Task objective: Please give the listing again, word for word, with nothing left out.

Data shown:
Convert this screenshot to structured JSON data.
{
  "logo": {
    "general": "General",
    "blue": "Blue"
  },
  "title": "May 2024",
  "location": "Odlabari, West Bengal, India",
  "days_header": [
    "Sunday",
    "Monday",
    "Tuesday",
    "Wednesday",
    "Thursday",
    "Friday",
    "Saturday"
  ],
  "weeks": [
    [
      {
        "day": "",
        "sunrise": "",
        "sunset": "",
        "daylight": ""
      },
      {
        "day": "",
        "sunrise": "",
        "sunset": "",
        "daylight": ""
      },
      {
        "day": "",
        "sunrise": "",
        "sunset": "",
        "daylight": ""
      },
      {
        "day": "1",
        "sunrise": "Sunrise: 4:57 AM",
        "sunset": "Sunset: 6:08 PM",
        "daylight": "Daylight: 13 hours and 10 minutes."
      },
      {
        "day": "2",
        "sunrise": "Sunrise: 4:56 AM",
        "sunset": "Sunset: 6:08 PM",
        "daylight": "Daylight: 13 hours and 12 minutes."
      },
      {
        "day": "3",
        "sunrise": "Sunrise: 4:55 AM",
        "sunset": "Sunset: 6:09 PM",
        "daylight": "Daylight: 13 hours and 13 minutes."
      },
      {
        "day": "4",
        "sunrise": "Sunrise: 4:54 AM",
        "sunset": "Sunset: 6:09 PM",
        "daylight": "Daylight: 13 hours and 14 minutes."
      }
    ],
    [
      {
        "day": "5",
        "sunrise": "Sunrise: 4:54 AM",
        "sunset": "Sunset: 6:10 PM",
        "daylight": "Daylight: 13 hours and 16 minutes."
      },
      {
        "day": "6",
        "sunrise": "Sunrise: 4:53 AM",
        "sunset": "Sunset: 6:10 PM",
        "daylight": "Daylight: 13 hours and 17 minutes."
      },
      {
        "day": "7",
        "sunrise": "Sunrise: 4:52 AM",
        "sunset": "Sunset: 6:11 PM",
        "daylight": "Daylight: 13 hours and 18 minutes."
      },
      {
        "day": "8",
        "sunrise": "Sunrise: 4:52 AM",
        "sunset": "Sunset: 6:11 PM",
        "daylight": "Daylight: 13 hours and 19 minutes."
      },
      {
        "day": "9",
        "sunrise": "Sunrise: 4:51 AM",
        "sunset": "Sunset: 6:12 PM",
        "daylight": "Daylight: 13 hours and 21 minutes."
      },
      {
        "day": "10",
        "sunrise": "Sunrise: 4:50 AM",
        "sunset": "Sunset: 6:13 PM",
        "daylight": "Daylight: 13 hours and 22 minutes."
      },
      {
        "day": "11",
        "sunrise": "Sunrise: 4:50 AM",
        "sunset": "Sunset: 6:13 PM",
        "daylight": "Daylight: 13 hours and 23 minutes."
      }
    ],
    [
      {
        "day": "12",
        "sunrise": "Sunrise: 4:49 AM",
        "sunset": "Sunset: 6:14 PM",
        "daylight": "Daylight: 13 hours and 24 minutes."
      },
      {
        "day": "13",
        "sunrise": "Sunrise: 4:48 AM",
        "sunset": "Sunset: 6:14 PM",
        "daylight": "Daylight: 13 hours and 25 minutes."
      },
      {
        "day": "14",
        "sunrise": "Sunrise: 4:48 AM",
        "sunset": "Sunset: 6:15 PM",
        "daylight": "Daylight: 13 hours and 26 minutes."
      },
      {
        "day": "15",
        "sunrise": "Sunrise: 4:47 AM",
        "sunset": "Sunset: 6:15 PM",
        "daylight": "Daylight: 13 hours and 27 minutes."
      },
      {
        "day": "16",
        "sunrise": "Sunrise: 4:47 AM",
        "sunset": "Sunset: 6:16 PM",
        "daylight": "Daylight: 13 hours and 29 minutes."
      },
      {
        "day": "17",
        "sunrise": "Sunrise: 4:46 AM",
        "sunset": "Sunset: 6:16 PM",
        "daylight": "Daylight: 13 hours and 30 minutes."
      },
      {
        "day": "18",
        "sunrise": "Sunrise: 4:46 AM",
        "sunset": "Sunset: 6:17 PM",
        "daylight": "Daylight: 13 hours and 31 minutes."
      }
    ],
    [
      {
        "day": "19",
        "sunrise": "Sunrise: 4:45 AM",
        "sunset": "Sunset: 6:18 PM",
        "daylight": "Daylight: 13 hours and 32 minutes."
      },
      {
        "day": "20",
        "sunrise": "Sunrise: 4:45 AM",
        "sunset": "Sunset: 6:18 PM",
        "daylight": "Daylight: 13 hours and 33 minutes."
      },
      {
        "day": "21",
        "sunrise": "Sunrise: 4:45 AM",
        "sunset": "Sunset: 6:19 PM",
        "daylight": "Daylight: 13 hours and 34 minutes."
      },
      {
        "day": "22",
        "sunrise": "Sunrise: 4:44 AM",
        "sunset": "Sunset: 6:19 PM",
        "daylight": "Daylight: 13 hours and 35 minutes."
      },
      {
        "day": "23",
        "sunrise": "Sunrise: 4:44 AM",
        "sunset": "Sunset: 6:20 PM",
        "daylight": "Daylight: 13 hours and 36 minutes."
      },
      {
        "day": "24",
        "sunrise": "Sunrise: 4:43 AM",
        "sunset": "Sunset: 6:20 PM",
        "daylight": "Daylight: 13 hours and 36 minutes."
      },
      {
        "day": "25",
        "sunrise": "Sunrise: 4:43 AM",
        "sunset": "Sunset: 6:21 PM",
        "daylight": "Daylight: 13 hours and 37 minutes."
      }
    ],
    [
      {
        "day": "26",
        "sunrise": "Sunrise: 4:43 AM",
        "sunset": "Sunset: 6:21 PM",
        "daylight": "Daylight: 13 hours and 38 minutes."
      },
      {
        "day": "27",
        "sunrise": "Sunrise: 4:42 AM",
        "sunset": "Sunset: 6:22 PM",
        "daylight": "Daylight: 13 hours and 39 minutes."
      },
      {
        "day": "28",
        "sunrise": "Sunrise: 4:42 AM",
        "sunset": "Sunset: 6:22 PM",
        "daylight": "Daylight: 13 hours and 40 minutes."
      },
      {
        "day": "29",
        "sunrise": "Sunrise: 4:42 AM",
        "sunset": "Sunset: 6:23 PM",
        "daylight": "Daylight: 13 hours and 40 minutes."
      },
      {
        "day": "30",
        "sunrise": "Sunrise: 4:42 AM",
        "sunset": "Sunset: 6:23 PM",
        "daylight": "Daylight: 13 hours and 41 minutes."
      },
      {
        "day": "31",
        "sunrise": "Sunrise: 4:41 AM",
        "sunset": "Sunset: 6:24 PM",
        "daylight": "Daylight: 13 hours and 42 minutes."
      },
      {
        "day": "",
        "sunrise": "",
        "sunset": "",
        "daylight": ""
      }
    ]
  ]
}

Result of this task:
Convert this screenshot to structured JSON data.
{
  "logo": {
    "general": "General",
    "blue": "Blue"
  },
  "title": "May 2024",
  "location": "Odlabari, West Bengal, India",
  "days_header": [
    "Sunday",
    "Monday",
    "Tuesday",
    "Wednesday",
    "Thursday",
    "Friday",
    "Saturday"
  ],
  "weeks": [
    [
      {
        "day": "",
        "sunrise": "",
        "sunset": "",
        "daylight": ""
      },
      {
        "day": "",
        "sunrise": "",
        "sunset": "",
        "daylight": ""
      },
      {
        "day": "",
        "sunrise": "",
        "sunset": "",
        "daylight": ""
      },
      {
        "day": "1",
        "sunrise": "Sunrise: 4:57 AM",
        "sunset": "Sunset: 6:08 PM",
        "daylight": "Daylight: 13 hours and 10 minutes."
      },
      {
        "day": "2",
        "sunrise": "Sunrise: 4:56 AM",
        "sunset": "Sunset: 6:08 PM",
        "daylight": "Daylight: 13 hours and 12 minutes."
      },
      {
        "day": "3",
        "sunrise": "Sunrise: 4:55 AM",
        "sunset": "Sunset: 6:09 PM",
        "daylight": "Daylight: 13 hours and 13 minutes."
      },
      {
        "day": "4",
        "sunrise": "Sunrise: 4:54 AM",
        "sunset": "Sunset: 6:09 PM",
        "daylight": "Daylight: 13 hours and 14 minutes."
      }
    ],
    [
      {
        "day": "5",
        "sunrise": "Sunrise: 4:54 AM",
        "sunset": "Sunset: 6:10 PM",
        "daylight": "Daylight: 13 hours and 16 minutes."
      },
      {
        "day": "6",
        "sunrise": "Sunrise: 4:53 AM",
        "sunset": "Sunset: 6:10 PM",
        "daylight": "Daylight: 13 hours and 17 minutes."
      },
      {
        "day": "7",
        "sunrise": "Sunrise: 4:52 AM",
        "sunset": "Sunset: 6:11 PM",
        "daylight": "Daylight: 13 hours and 18 minutes."
      },
      {
        "day": "8",
        "sunrise": "Sunrise: 4:52 AM",
        "sunset": "Sunset: 6:11 PM",
        "daylight": "Daylight: 13 hours and 19 minutes."
      },
      {
        "day": "9",
        "sunrise": "Sunrise: 4:51 AM",
        "sunset": "Sunset: 6:12 PM",
        "daylight": "Daylight: 13 hours and 21 minutes."
      },
      {
        "day": "10",
        "sunrise": "Sunrise: 4:50 AM",
        "sunset": "Sunset: 6:13 PM",
        "daylight": "Daylight: 13 hours and 22 minutes."
      },
      {
        "day": "11",
        "sunrise": "Sunrise: 4:50 AM",
        "sunset": "Sunset: 6:13 PM",
        "daylight": "Daylight: 13 hours and 23 minutes."
      }
    ],
    [
      {
        "day": "12",
        "sunrise": "Sunrise: 4:49 AM",
        "sunset": "Sunset: 6:14 PM",
        "daylight": "Daylight: 13 hours and 24 minutes."
      },
      {
        "day": "13",
        "sunrise": "Sunrise: 4:48 AM",
        "sunset": "Sunset: 6:14 PM",
        "daylight": "Daylight: 13 hours and 25 minutes."
      },
      {
        "day": "14",
        "sunrise": "Sunrise: 4:48 AM",
        "sunset": "Sunset: 6:15 PM",
        "daylight": "Daylight: 13 hours and 26 minutes."
      },
      {
        "day": "15",
        "sunrise": "Sunrise: 4:47 AM",
        "sunset": "Sunset: 6:15 PM",
        "daylight": "Daylight: 13 hours and 27 minutes."
      },
      {
        "day": "16",
        "sunrise": "Sunrise: 4:47 AM",
        "sunset": "Sunset: 6:16 PM",
        "daylight": "Daylight: 13 hours and 29 minutes."
      },
      {
        "day": "17",
        "sunrise": "Sunrise: 4:46 AM",
        "sunset": "Sunset: 6:16 PM",
        "daylight": "Daylight: 13 hours and 30 minutes."
      },
      {
        "day": "18",
        "sunrise": "Sunrise: 4:46 AM",
        "sunset": "Sunset: 6:17 PM",
        "daylight": "Daylight: 13 hours and 31 minutes."
      }
    ],
    [
      {
        "day": "19",
        "sunrise": "Sunrise: 4:45 AM",
        "sunset": "Sunset: 6:18 PM",
        "daylight": "Daylight: 13 hours and 32 minutes."
      },
      {
        "day": "20",
        "sunrise": "Sunrise: 4:45 AM",
        "sunset": "Sunset: 6:18 PM",
        "daylight": "Daylight: 13 hours and 33 minutes."
      },
      {
        "day": "21",
        "sunrise": "Sunrise: 4:45 AM",
        "sunset": "Sunset: 6:19 PM",
        "daylight": "Daylight: 13 hours and 34 minutes."
      },
      {
        "day": "22",
        "sunrise": "Sunrise: 4:44 AM",
        "sunset": "Sunset: 6:19 PM",
        "daylight": "Daylight: 13 hours and 35 minutes."
      },
      {
        "day": "23",
        "sunrise": "Sunrise: 4:44 AM",
        "sunset": "Sunset: 6:20 PM",
        "daylight": "Daylight: 13 hours and 36 minutes."
      },
      {
        "day": "24",
        "sunrise": "Sunrise: 4:43 AM",
        "sunset": "Sunset: 6:20 PM",
        "daylight": "Daylight: 13 hours and 36 minutes."
      },
      {
        "day": "25",
        "sunrise": "Sunrise: 4:43 AM",
        "sunset": "Sunset: 6:21 PM",
        "daylight": "Daylight: 13 hours and 37 minutes."
      }
    ],
    [
      {
        "day": "26",
        "sunrise": "Sunrise: 4:43 AM",
        "sunset": "Sunset: 6:21 PM",
        "daylight": "Daylight: 13 hours and 38 minutes."
      },
      {
        "day": "27",
        "sunrise": "Sunrise: 4:42 AM",
        "sunset": "Sunset: 6:22 PM",
        "daylight": "Daylight: 13 hours and 39 minutes."
      },
      {
        "day": "28",
        "sunrise": "Sunrise: 4:42 AM",
        "sunset": "Sunset: 6:22 PM",
        "daylight": "Daylight: 13 hours and 40 minutes."
      },
      {
        "day": "29",
        "sunrise": "Sunrise: 4:42 AM",
        "sunset": "Sunset: 6:23 PM",
        "daylight": "Daylight: 13 hours and 40 minutes."
      },
      {
        "day": "30",
        "sunrise": "Sunrise: 4:42 AM",
        "sunset": "Sunset: 6:23 PM",
        "daylight": "Daylight: 13 hours and 41 minutes."
      },
      {
        "day": "31",
        "sunrise": "Sunrise: 4:41 AM",
        "sunset": "Sunset: 6:24 PM",
        "daylight": "Daylight: 13 hours and 42 minutes."
      },
      {
        "day": "",
        "sunrise": "",
        "sunset": "",
        "daylight": ""
      }
    ]
  ]
}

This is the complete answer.